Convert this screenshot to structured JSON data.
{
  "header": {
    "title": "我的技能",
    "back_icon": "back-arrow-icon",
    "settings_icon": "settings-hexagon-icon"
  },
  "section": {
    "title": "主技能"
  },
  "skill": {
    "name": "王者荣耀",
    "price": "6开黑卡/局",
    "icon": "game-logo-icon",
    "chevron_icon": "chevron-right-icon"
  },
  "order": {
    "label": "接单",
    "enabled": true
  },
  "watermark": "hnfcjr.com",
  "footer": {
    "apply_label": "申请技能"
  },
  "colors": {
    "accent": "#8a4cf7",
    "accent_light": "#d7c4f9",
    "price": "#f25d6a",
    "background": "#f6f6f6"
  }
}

**What needs to be done**
Copy every line of the material in which the word "icon" occurs.

**Output**
    "back_icon": "back-arrow-icon",
    "settings_icon": "settings-hexagon-icon"
    "icon": "game-logo-icon",
    "chevron_icon": "chevron-right-icon"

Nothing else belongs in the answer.